TASK REQUIREMENTS: Reproduce all the entries exactly.

EXERCISE DATA:
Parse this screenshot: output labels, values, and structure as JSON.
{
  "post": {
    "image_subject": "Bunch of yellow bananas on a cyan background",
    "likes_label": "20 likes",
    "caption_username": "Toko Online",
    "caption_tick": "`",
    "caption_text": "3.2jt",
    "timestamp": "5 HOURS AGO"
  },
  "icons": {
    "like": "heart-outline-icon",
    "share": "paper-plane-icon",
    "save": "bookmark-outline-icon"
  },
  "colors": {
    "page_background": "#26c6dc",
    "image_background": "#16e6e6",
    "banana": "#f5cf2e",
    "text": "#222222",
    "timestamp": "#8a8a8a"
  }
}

CORRECT OUTPUT:
Parse this screenshot: output labels, values, and structure as JSON.
{
  "post": {
    "image_subject": "Bunch of yellow bananas on a cyan background",
    "likes_label": "20 likes",
    "caption_username": "Toko Online",
    "caption_tick": "`",
    "caption_text": "3.2jt",
    "timestamp": "5 HOURS AGO"
  },
  "icons": {
    "like": "heart-outline-icon",
    "share": "paper-plane-icon",
    "save": "bookmark-outline-icon"
  },
  "colors": {
    "page_background": "#26c6dc",
    "image_background": "#16e6e6",
    "banana": "#f5cf2e",
    "text": "#222222",
    "timestamp": "#8a8a8a"
  }
}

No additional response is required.